> [TASK DETAILS] Each entry below should be returned exactly as is, with the pictures removed.

____ INPUT MATERIAL

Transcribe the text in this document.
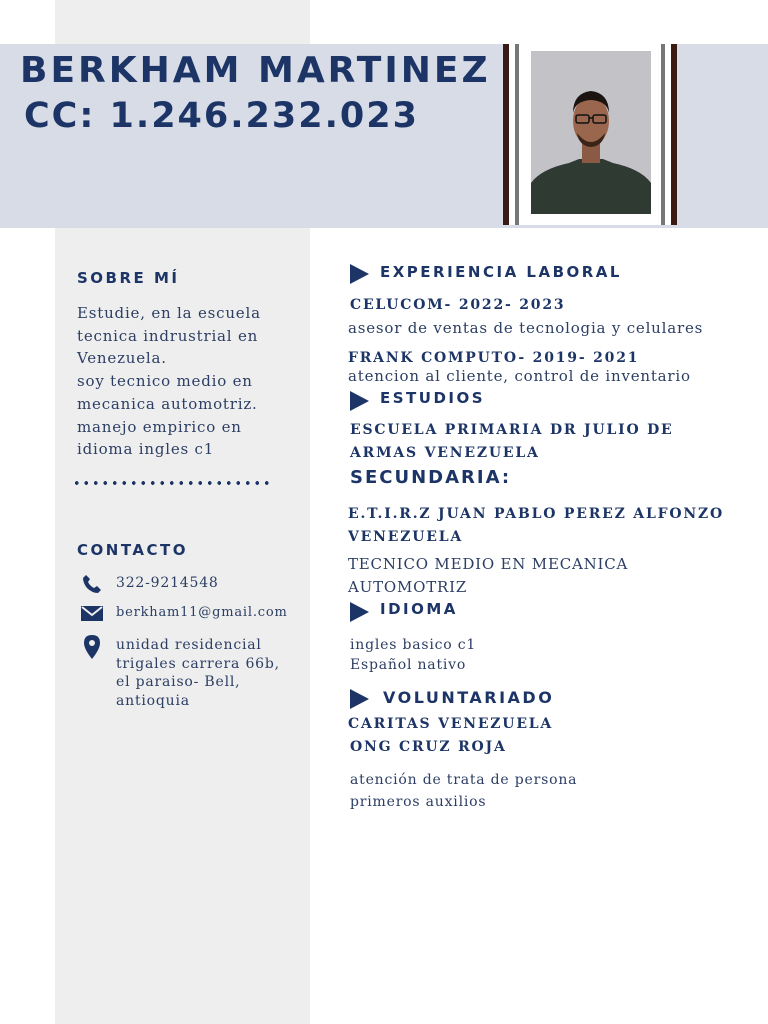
BERKHAM MARTINEZ
CC: 1.246.232.023
SOBRE MÍ
Estudie, en la escuela
tecnica indrustrial en
Venezuela.
soy tecnico medio en
mecanica automotriz.
manejo empirico en
idioma ingles c1
CONTACTO
322-9214548
berkham11@gmail.com
unidad residencial
trigales carrera 66b,
el paraiso- Bell,
antioquia
EXPERIENCIA LABORAL
CELUCOM- 2022- 2023
asesor de ventas de tecnologia y celulares
FRANK COMPUTO- 2019- 2021
atencion al cliente, control de inventario
ESTUDIOS
ESCUELA PRIMARIA DR JULIO DE
ARMAS VENEZUELA
SECUNDARIA:
E.T.I.R.Z JUAN PABLO PEREZ ALFONZO
VENEZUELA
TECNICO MEDIO EN MECANICA
AUTOMOTRIZ
IDIOMA
ingles basico c1
Español nativo
VOLUNTARIADO
CARITAS VENEZUELA
ONG CRUZ ROJA
atención de trata de persona
primeros auxilios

________

> [EXPECTED ANSWER]
Transcribe the text in this document.
BERKHAM MARTINEZ
CC: 1.246.232.023
SOBRE MÍ
Estudie, en la escuela
tecnica indrustrial en
Venezuela.
soy tecnico medio en
mecanica automotriz.
manejo empirico en
idioma ingles c1
CONTACTO
322-9214548
berkham11@gmail.com
unidad residencial
trigales carrera 66b,
el paraiso- Bell,
antioquia
EXPERIENCIA LABORAL
CELUCOM- 2022- 2023
asesor de ventas de tecnologia y celulares
FRANK COMPUTO- 2019- 2021
atencion al cliente, control de inventario
ESTUDIOS
ESCUELA PRIMARIA DR JULIO DE
ARMAS VENEZUELA
SECUNDARIA:
E.T.I.R.Z JUAN PABLO PEREZ ALFONZO
VENEZUELA
TECNICO MEDIO EN MECANICA
AUTOMOTRIZ
IDIOMA
ingles basico c1
Español nativo
VOLUNTARIADO
CARITAS VENEZUELA
ONG CRUZ ROJA
atención de trata de persona
primeros auxilios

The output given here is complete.